--- start of RECORDS SUPPLIED ---

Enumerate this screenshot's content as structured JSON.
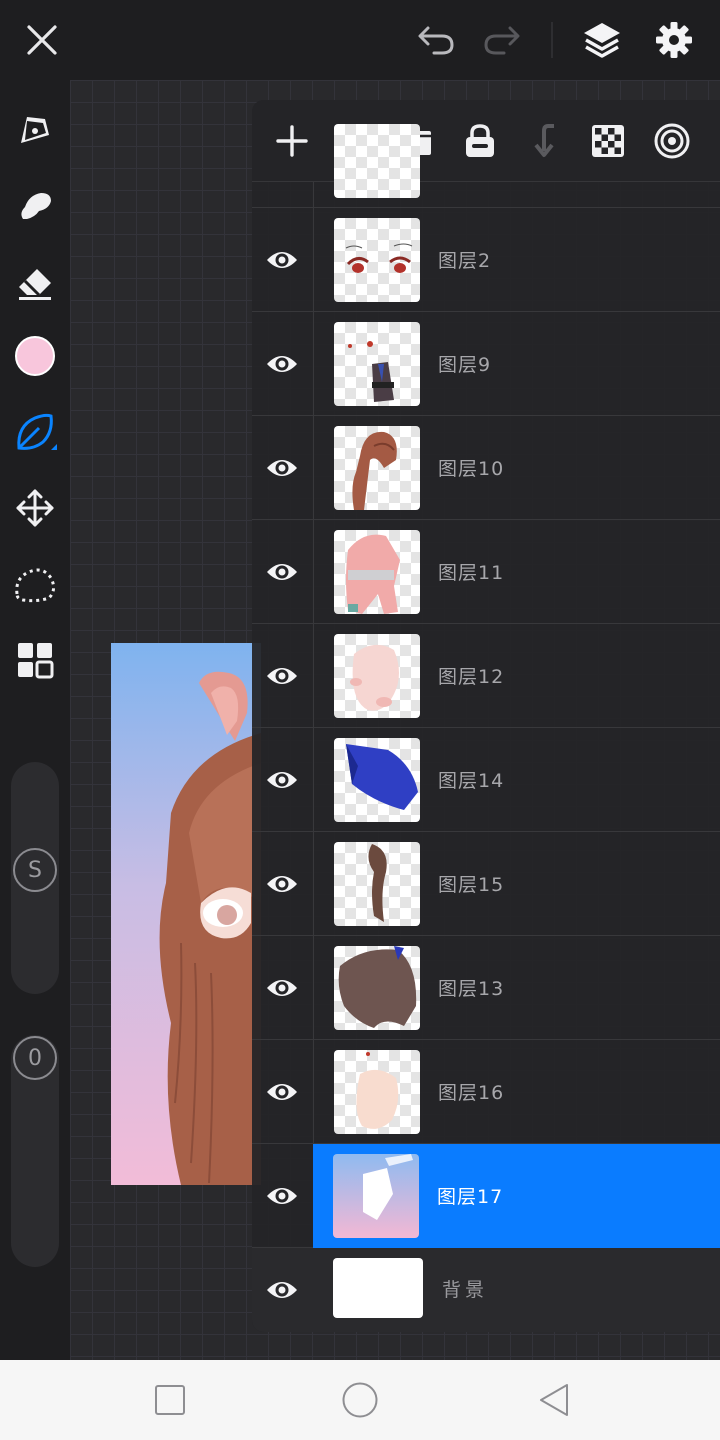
{
  "topbar": {
    "icons": [
      "close-icon",
      "undo-icon",
      "redo-icon",
      "layers-icon",
      "settings-icon"
    ]
  },
  "left_toolbar": {
    "tools": [
      "pen-tool-icon",
      "smudge-tool-icon",
      "eraser-icon",
      "color-swatch",
      "leaf-brush-icon",
      "transform-icon",
      "lasso-select-icon",
      "grid-apps-icon"
    ],
    "current_color": "#f8c6dc",
    "accent_color": "#0a84ff",
    "size_slider_label": "S",
    "opacity_slider_label": "0"
  },
  "layers_panel": {
    "toolbar_icons": [
      "add-layer-icon",
      "folder-icon",
      "lock-icon",
      "merge-down-icon",
      "transparency-checker-icon",
      "blend-mode-icon"
    ],
    "layers": [
      {
        "name": "图层2",
        "thumb": "eyes"
      },
      {
        "name": "图层9",
        "thumb": "outfit"
      },
      {
        "name": "图层10",
        "thumb": "hair-brown"
      },
      {
        "name": "图层11",
        "thumb": "pink-body"
      },
      {
        "name": "图层12",
        "thumb": "pale-shapes"
      },
      {
        "name": "图层14",
        "thumb": "blue-sleeve"
      },
      {
        "name": "图层15",
        "thumb": "hair-strand"
      },
      {
        "name": "图层13",
        "thumb": "hair-dark"
      },
      {
        "name": "图层16",
        "thumb": "skin"
      },
      {
        "name": "图层17",
        "thumb": "gradient",
        "selected": true
      }
    ],
    "background_layer": {
      "name": "背景"
    },
    "selected_color": "#0a7cff"
  },
  "navbar": {
    "icons": [
      "recent-apps-icon",
      "home-icon",
      "back-icon"
    ]
  }
}
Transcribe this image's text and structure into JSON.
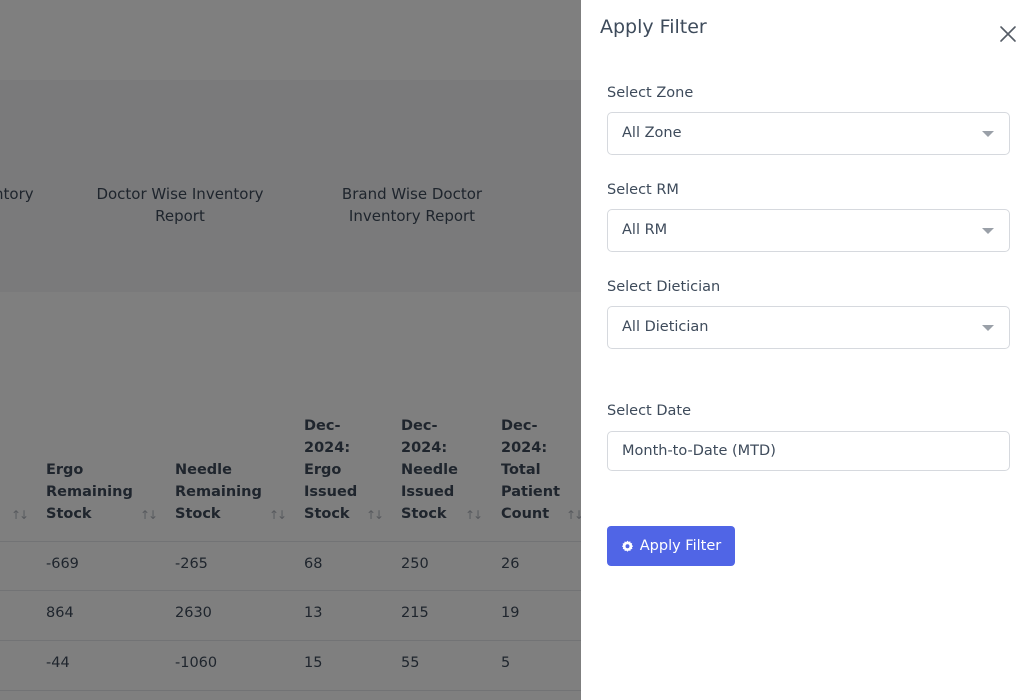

--- end of RECORDS SUPPLIED ---

* **CHALLENGE**
Look through the listing and extract every line with "name" in it.

* **TASK RESPONSE**
        "name": "图层2",
        "name": "图层9",
        "name": "图层10",
        "name": "图层11",
        "name": "图层12",
        "name": "图层14",
        "name": "图层15",
        "name": "图层13",
        "name": "图层16",
        "name": "图层17",
      "name": "背景"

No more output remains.